» WHAT THE TASK REQUIRES
Every entry that follows needs to be repeated exactly.

» EXERCISE DATA
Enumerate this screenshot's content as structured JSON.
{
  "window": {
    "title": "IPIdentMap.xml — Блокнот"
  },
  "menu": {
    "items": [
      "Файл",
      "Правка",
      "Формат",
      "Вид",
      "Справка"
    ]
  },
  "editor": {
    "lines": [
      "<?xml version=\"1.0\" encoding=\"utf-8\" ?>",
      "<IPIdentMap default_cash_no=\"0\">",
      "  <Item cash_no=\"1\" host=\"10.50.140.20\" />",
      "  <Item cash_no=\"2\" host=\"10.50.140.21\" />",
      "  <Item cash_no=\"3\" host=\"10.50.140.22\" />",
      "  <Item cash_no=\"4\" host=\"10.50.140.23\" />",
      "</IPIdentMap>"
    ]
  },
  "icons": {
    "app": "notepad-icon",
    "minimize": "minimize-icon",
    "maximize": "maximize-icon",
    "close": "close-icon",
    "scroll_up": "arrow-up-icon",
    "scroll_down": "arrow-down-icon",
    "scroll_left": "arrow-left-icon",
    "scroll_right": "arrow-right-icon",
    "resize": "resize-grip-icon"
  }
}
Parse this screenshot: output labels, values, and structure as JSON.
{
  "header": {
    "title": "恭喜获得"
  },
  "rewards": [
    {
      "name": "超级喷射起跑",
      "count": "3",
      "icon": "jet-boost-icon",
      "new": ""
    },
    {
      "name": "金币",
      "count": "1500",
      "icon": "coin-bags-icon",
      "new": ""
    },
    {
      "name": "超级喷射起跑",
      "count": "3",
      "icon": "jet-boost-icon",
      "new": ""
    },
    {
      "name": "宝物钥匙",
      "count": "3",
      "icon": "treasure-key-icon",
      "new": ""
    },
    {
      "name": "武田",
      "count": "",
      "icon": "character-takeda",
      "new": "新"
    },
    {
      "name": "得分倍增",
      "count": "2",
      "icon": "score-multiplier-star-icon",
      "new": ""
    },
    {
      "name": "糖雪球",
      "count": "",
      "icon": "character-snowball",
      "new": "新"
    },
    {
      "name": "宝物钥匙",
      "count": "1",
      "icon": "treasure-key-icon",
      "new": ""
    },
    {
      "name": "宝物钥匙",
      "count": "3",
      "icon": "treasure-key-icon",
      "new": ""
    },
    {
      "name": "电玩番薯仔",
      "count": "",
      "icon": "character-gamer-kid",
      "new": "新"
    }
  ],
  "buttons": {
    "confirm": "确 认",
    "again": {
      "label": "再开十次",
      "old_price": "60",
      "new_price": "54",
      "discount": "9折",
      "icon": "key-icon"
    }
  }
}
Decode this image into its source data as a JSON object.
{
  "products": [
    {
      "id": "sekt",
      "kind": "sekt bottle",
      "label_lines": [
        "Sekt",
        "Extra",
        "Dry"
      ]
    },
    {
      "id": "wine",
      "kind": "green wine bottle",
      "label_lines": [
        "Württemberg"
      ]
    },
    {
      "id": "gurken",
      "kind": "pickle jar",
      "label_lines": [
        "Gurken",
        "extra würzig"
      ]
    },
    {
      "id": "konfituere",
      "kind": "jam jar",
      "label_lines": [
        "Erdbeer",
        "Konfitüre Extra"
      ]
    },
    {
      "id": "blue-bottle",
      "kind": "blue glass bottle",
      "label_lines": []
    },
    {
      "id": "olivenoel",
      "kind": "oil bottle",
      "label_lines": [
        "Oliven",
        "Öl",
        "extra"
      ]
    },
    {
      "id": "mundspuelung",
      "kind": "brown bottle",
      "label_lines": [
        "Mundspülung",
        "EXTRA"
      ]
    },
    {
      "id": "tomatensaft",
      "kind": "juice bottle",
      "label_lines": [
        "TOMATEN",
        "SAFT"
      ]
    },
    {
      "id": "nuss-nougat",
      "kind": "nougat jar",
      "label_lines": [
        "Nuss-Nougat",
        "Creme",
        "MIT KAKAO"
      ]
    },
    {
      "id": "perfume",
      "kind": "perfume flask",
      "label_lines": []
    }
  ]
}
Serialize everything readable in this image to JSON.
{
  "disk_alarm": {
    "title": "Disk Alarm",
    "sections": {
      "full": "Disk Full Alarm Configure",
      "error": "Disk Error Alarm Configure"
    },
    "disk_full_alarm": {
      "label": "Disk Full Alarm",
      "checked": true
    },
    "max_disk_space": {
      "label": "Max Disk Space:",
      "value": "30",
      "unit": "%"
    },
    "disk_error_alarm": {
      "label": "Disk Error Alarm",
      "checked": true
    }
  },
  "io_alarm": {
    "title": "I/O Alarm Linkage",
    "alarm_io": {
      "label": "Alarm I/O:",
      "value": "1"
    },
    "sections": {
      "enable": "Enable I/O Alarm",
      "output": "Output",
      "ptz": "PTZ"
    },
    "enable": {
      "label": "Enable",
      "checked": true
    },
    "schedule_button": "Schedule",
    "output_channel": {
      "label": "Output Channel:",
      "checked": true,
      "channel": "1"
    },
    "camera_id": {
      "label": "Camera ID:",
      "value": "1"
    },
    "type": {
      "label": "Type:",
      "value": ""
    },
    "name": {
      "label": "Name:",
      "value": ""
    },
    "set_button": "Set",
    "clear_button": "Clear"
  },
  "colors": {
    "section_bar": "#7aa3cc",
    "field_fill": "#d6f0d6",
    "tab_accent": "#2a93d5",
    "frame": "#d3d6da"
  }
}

» ANSWER FOR THE TASK
Enumerate this screenshot's content as structured JSON.
{
  "window": {
    "title": "IPIdentMap.xml — Блокнот"
  },
  "menu": {
    "items": [
      "Файл",
      "Правка",
      "Формат",
      "Вид",
      "Справка"
    ]
  },
  "editor": {
    "lines": [
      "<?xml version=\"1.0\" encoding=\"utf-8\" ?>",
      "<IPIdentMap default_cash_no=\"0\">",
      "  <Item cash_no=\"1\" host=\"10.50.140.20\" />",
      "  <Item cash_no=\"2\" host=\"10.50.140.21\" />",
      "  <Item cash_no=\"3\" host=\"10.50.140.22\" />",
      "  <Item cash_no=\"4\" host=\"10.50.140.23\" />",
      "</IPIdentMap>"
    ]
  },
  "icons": {
    "app": "notepad-icon",
    "minimize": "minimize-icon",
    "maximize": "maximize-icon",
    "close": "close-icon",
    "scroll_up": "arrow-up-icon",
    "scroll_down": "arrow-down-icon",
    "scroll_left": "arrow-left-icon",
    "scroll_right": "arrow-right-icon",
    "resize": "resize-grip-icon"
  }
}
Parse this screenshot: output labels, values, and structure as JSON.
{
  "header": {
    "title": "恭喜获得"
  },
  "rewards": [
    {
      "name": "超级喷射起跑",
      "count": "3",
      "icon": "jet-boost-icon",
      "new": ""
    },
    {
      "name": "金币",
      "count": "1500",
      "icon": "coin-bags-icon",
      "new": ""
    },
    {
      "name": "超级喷射起跑",
      "count": "3",
      "icon": "jet-boost-icon",
      "new": ""
    },
    {
      "name": "宝物钥匙",
      "count": "3",
      "icon": "treasure-key-icon",
      "new": ""
    },
    {
      "name": "武田",
      "count": "",
      "icon": "character-takeda",
      "new": "新"
    },
    {
      "name": "得分倍增",
      "count": "2",
      "icon": "score-multiplier-star-icon",
      "new": ""
    },
    {
      "name": "糖雪球",
      "count": "",
      "icon": "character-snowball",
      "new": "新"
    },
    {
      "name": "宝物钥匙",
      "count": "1",
      "icon": "treasure-key-icon",
      "new": ""
    },
    {
      "name": "宝物钥匙",
      "count": "3",
      "icon": "treasure-key-icon",
      "new": ""
    },
    {
      "name": "电玩番薯仔",
      "count": "",
      "icon": "character-gamer-kid",
      "new": "新"
    }
  ],
  "buttons": {
    "confirm": "确 认",
    "again": {
      "label": "再开十次",
      "old_price": "60",
      "new_price": "54",
      "discount": "9折",
      "icon": "key-icon"
    }
  }
}
Decode this image into its source data as a JSON object.
{
  "products": [
    {
      "id": "sekt",
      "kind": "sekt bottle",
      "label_lines": [
        "Sekt",
        "Extra",
        "Dry"
      ]
    },
    {
      "id": "wine",
      "kind": "green wine bottle",
      "label_lines": [
        "Württemberg"
      ]
    },
    {
      "id": "gurken",
      "kind": "pickle jar",
      "label_lines": [
        "Gurken",
        "extra würzig"
      ]
    },
    {
      "id": "konfituere",
      "kind": "jam jar",
      "label_lines": [
        "Erdbeer",
        "Konfitüre Extra"
      ]
    },
    {
      "id": "blue-bottle",
      "kind": "blue glass bottle",
      "label_lines": []
    },
    {
      "id": "olivenoel",
      "kind": "oil bottle",
      "label_lines": [
        "Oliven",
        "Öl",
        "extra"
      ]
    },
    {
      "id": "mundspuelung",
      "kind": "brown bottle",
      "label_lines": [
        "Mundspülung",
        "EXTRA"
      ]
    },
    {
      "id": "tomatensaft",
      "kind": "juice bottle",
      "label_lines": [
        "TOMATEN",
        "SAFT"
      ]
    },
    {
      "id": "nuss-nougat",
      "kind": "nougat jar",
      "label_lines": [
        "Nuss-Nougat",
        "Creme",
        "MIT KAKAO"
      ]
    },
    {
      "id": "perfume",
      "kind": "perfume flask",
      "label_lines": []
    }
  ]
}
Serialize everything readable in this image to JSON.
{
  "disk_alarm": {
    "title": "Disk Alarm",
    "sections": {
      "full": "Disk Full Alarm Configure",
      "error": "Disk Error Alarm Configure"
    },
    "disk_full_alarm": {
      "label": "Disk Full Alarm",
      "checked": true
    },
    "max_disk_space": {
      "label": "Max Disk Space:",
      "value": "30",
      "unit": "%"
    },
    "disk_error_alarm": {
      "label": "Disk Error Alarm",
      "checked": true
    }
  },
  "io_alarm": {
    "title": "I/O Alarm Linkage",
    "alarm_io": {
      "label": "Alarm I/O:",
      "value": "1"
    },
    "sections": {
      "enable": "Enable I/O Alarm",
      "output": "Output",
      "ptz": "PTZ"
    },
    "enable": {
      "label": "Enable",
      "checked": true
    },
    "schedule_button": "Schedule",
    "output_channel": {
      "label": "Output Channel:",
      "checked": true,
      "channel": "1"
    },
    "camera_id": {
      "label": "Camera ID:",
      "value": "1"
    },
    "type": {
      "label": "Type:",
      "value": ""
    },
    "name": {
      "label": "Name:",
      "value": ""
    },
    "set_button": "Set",
    "clear_button": "Clear"
  },
  "colors": {
    "section_bar": "#7aa3cc",
    "field_fill": "#d6f0d6",
    "tab_accent": "#2a93d5",
    "frame": "#d3d6da"
  }
}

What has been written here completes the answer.